• [WHAT THE TASK REQUIRES]: Transcribe the data in full and exactly, omitting any pictures.

• [RECORDS FOR PROCESSING]:

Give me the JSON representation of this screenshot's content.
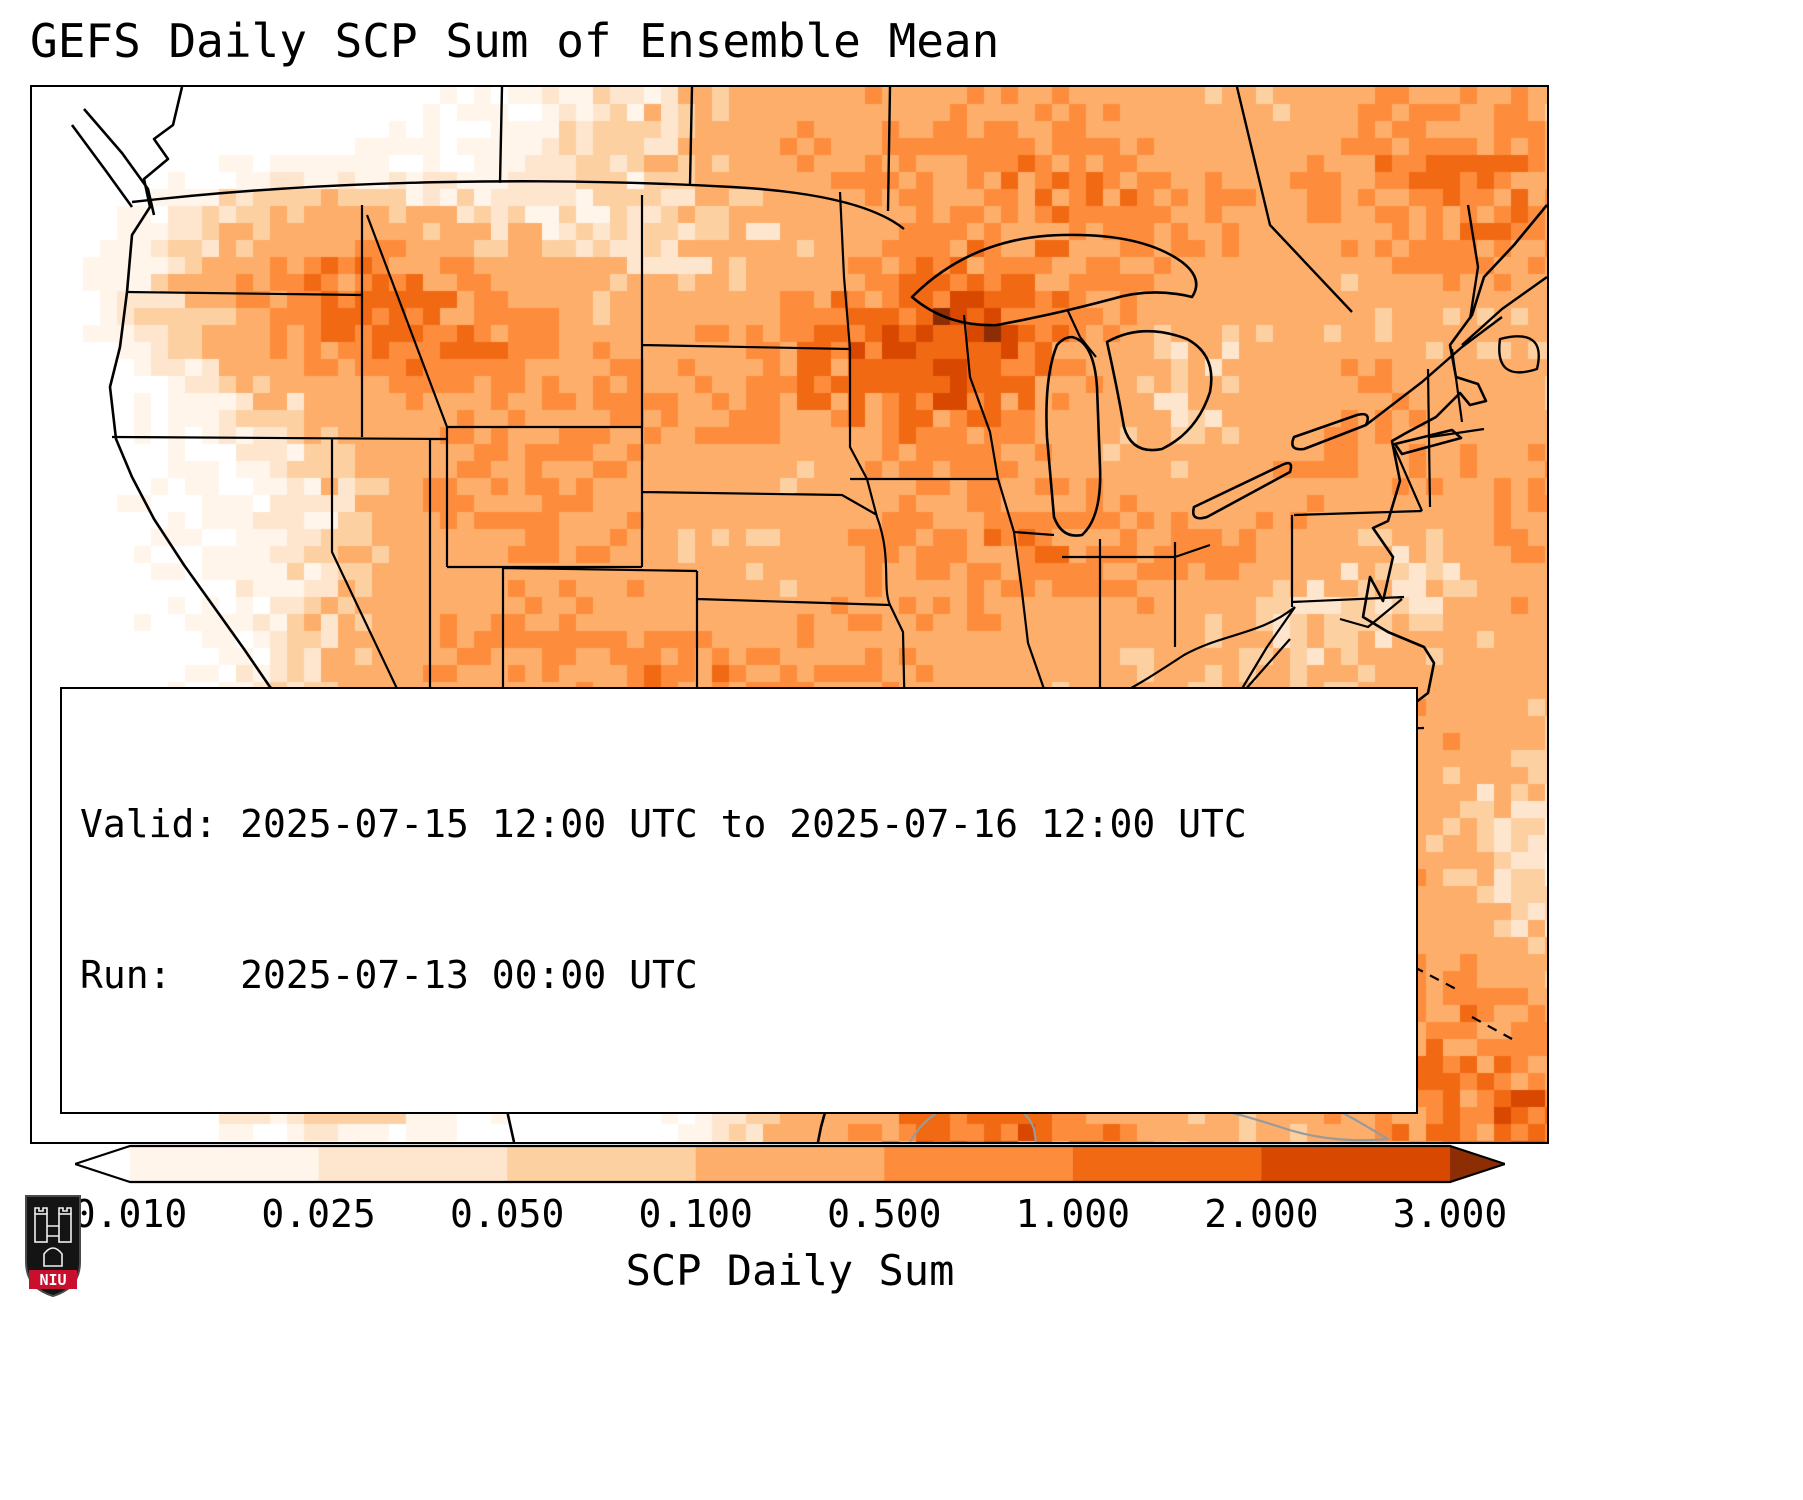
{
  "title": "GEFS Daily SCP Sum of Ensemble Mean",
  "info_box": {
    "valid_line": "Valid: 2025-07-15 12:00 UTC to 2025-07-16 12:00 UTC",
    "run_line": "Run:   2025-07-13 00:00 UTC"
  },
  "colorbar": {
    "label": "SCP Daily Sum",
    "tick_labels": [
      "0.010",
      "0.025",
      "0.050",
      "0.100",
      "0.500",
      "1.000",
      "2.000",
      "3.000"
    ],
    "levels": [
      0.01,
      0.025,
      0.05,
      0.1,
      0.5,
      1.0,
      2.0,
      3.0
    ],
    "colors": [
      "#fff5eb",
      "#fee6ce",
      "#fdd0a2",
      "#fdae6b",
      "#fd8d3c",
      "#f16913",
      "#d94801"
    ],
    "under_color": "#ffffff",
    "over_color": "#8c2d04"
  },
  "logo": {
    "text": "NIU",
    "red": "#c8102e"
  },
  "chart_data": {
    "type": "heatmap",
    "title": "GEFS Daily SCP Sum of Ensemble Mean",
    "colorbar_label": "SCP Daily Sum",
    "region": "CONUS",
    "levels": [
      0.01,
      0.025,
      0.05,
      0.1,
      0.5,
      1.0,
      2.0,
      3.0
    ],
    "valid": "2025-07-15 12:00 UTC to 2025-07-16 12:00 UTC",
    "run": "2025-07-13 00:00 UTC",
    "heat_blobs": [
      [
        0.245,
        0.225,
        0.055,
        0.045,
        1.1
      ],
      [
        0.185,
        0.185,
        0.05,
        0.04,
        0.35
      ],
      [
        0.33,
        0.38,
        0.06,
        0.05,
        0.55
      ],
      [
        0.36,
        0.52,
        0.05,
        0.05,
        0.35
      ],
      [
        0.46,
        0.28,
        0.09,
        0.05,
        0.45
      ],
      [
        0.6,
        0.25,
        0.055,
        0.055,
        1.6
      ],
      [
        0.615,
        0.235,
        0.025,
        0.03,
        0.9
      ],
      [
        0.6,
        0.05,
        0.1,
        0.06,
        0.5
      ],
      [
        0.72,
        0.13,
        0.07,
        0.06,
        0.55
      ],
      [
        0.93,
        0.07,
        0.07,
        0.07,
        0.5
      ],
      [
        0.62,
        0.42,
        0.06,
        0.05,
        0.3
      ],
      [
        0.7,
        0.45,
        0.07,
        0.05,
        0.45
      ],
      [
        0.78,
        0.42,
        0.04,
        0.04,
        0.25
      ],
      [
        0.88,
        0.33,
        0.05,
        0.06,
        0.5
      ],
      [
        0.95,
        0.12,
        0.05,
        0.06,
        0.45
      ],
      [
        0.27,
        0.67,
        0.05,
        0.07,
        0.6
      ],
      [
        0.43,
        0.62,
        0.04,
        0.07,
        0.55
      ],
      [
        0.5,
        0.6,
        0.06,
        0.05,
        0.3
      ],
      [
        0.47,
        0.76,
        0.05,
        0.06,
        0.4
      ],
      [
        0.7,
        0.77,
        0.07,
        0.045,
        1.5
      ],
      [
        0.72,
        0.78,
        0.03,
        0.02,
        0.9
      ],
      [
        0.82,
        0.8,
        0.05,
        0.06,
        0.5
      ],
      [
        0.87,
        0.72,
        0.05,
        0.06,
        0.35
      ],
      [
        0.63,
        0.995,
        0.06,
        0.025,
        1.8
      ],
      [
        0.93,
        0.93,
        0.07,
        0.07,
        0.8
      ],
      [
        0.995,
        0.995,
        0.04,
        0.04,
        1.2
      ],
      [
        0.23,
        0.78,
        0.05,
        0.07,
        0.35
      ],
      [
        0.58,
        0.55,
        0.06,
        0.05,
        0.18
      ],
      [
        0.72,
        0.6,
        0.06,
        0.04,
        0.15
      ],
      [
        1.0,
        0.42,
        0.035,
        0.09,
        0.5
      ],
      [
        0.92,
        0.6,
        0.05,
        0.05,
        0.3
      ],
      [
        0.52,
        0.47,
        0.07,
        0.06,
        0.15
      ],
      [
        0.26,
        0.5,
        0.04,
        0.05,
        0.2
      ],
      [
        0.2,
        0.88,
        0.05,
        0.05,
        0.25
      ],
      [
        0.5,
        0.87,
        0.04,
        0.04,
        0.3
      ],
      [
        0.65,
        0.45,
        0.25,
        0.2,
        0.035
      ],
      [
        0.45,
        0.45,
        0.2,
        0.25,
        0.03
      ]
    ]
  }
}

• [RESPONSE FOR THIS EXERCISE]:
Give me the JSON representation of this screenshot's content.
{
  "title": "GEFS Daily SCP Sum of Ensemble Mean",
  "info_box": {
    "valid_line": "Valid: 2025-07-15 12:00 UTC to 2025-07-16 12:00 UTC",
    "run_line": "Run:   2025-07-13 00:00 UTC"
  },
  "colorbar": {
    "label": "SCP Daily Sum",
    "tick_labels": [
      "0.010",
      "0.025",
      "0.050",
      "0.100",
      "0.500",
      "1.000",
      "2.000",
      "3.000"
    ],
    "levels": [
      0.01,
      0.025,
      0.05,
      0.1,
      0.5,
      1.0,
      2.0,
      3.0
    ],
    "colors": [
      "#fff5eb",
      "#fee6ce",
      "#fdd0a2",
      "#fdae6b",
      "#fd8d3c",
      "#f16913",
      "#d94801"
    ],
    "under_color": "#ffffff",
    "over_color": "#8c2d04"
  },
  "logo": {
    "text": "NIU",
    "red": "#c8102e"
  },
  "chart_data": {
    "type": "heatmap",
    "title": "GEFS Daily SCP Sum of Ensemble Mean",
    "colorbar_label": "SCP Daily Sum",
    "region": "CONUS",
    "levels": [
      0.01,
      0.025,
      0.05,
      0.1,
      0.5,
      1.0,
      2.0,
      3.0
    ],
    "valid": "2025-07-15 12:00 UTC to 2025-07-16 12:00 UTC",
    "run": "2025-07-13 00:00 UTC",
    "heat_blobs": [
      [
        0.245,
        0.225,
        0.055,
        0.045,
        1.1
      ],
      [
        0.185,
        0.185,
        0.05,
        0.04,
        0.35
      ],
      [
        0.33,
        0.38,
        0.06,
        0.05,
        0.55
      ],
      [
        0.36,
        0.52,
        0.05,
        0.05,
        0.35
      ],
      [
        0.46,
        0.28,
        0.09,
        0.05,
        0.45
      ],
      [
        0.6,
        0.25,
        0.055,
        0.055,
        1.6
      ],
      [
        0.615,
        0.235,
        0.025,
        0.03,
        0.9
      ],
      [
        0.6,
        0.05,
        0.1,
        0.06,
        0.5
      ],
      [
        0.72,
        0.13,
        0.07,
        0.06,
        0.55
      ],
      [
        0.93,
        0.07,
        0.07,
        0.07,
        0.5
      ],
      [
        0.62,
        0.42,
        0.06,
        0.05,
        0.3
      ],
      [
        0.7,
        0.45,
        0.07,
        0.05,
        0.45
      ],
      [
        0.78,
        0.42,
        0.04,
        0.04,
        0.25
      ],
      [
        0.88,
        0.33,
        0.05,
        0.06,
        0.5
      ],
      [
        0.95,
        0.12,
        0.05,
        0.06,
        0.45
      ],
      [
        0.27,
        0.67,
        0.05,
        0.07,
        0.6
      ],
      [
        0.43,
        0.62,
        0.04,
        0.07,
        0.55
      ],
      [
        0.5,
        0.6,
        0.06,
        0.05,
        0.3
      ],
      [
        0.47,
        0.76,
        0.05,
        0.06,
        0.4
      ],
      [
        0.7,
        0.77,
        0.07,
        0.045,
        1.5
      ],
      [
        0.72,
        0.78,
        0.03,
        0.02,
        0.9
      ],
      [
        0.82,
        0.8,
        0.05,
        0.06,
        0.5
      ],
      [
        0.87,
        0.72,
        0.05,
        0.06,
        0.35
      ],
      [
        0.63,
        0.995,
        0.06,
        0.025,
        1.8
      ],
      [
        0.93,
        0.93,
        0.07,
        0.07,
        0.8
      ],
      [
        0.995,
        0.995,
        0.04,
        0.04,
        1.2
      ],
      [
        0.23,
        0.78,
        0.05,
        0.07,
        0.35
      ],
      [
        0.58,
        0.55,
        0.06,
        0.05,
        0.18
      ],
      [
        0.72,
        0.6,
        0.06,
        0.04,
        0.15
      ],
      [
        1.0,
        0.42,
        0.035,
        0.09,
        0.5
      ],
      [
        0.92,
        0.6,
        0.05,
        0.05,
        0.3
      ],
      [
        0.52,
        0.47,
        0.07,
        0.06,
        0.15
      ],
      [
        0.26,
        0.5,
        0.04,
        0.05,
        0.2
      ],
      [
        0.2,
        0.88,
        0.05,
        0.05,
        0.25
      ],
      [
        0.5,
        0.87,
        0.04,
        0.04,
        0.3
      ],
      [
        0.65,
        0.45,
        0.25,
        0.2,
        0.035
      ],
      [
        0.45,
        0.45,
        0.2,
        0.25,
        0.03
      ]
    ]
  }
}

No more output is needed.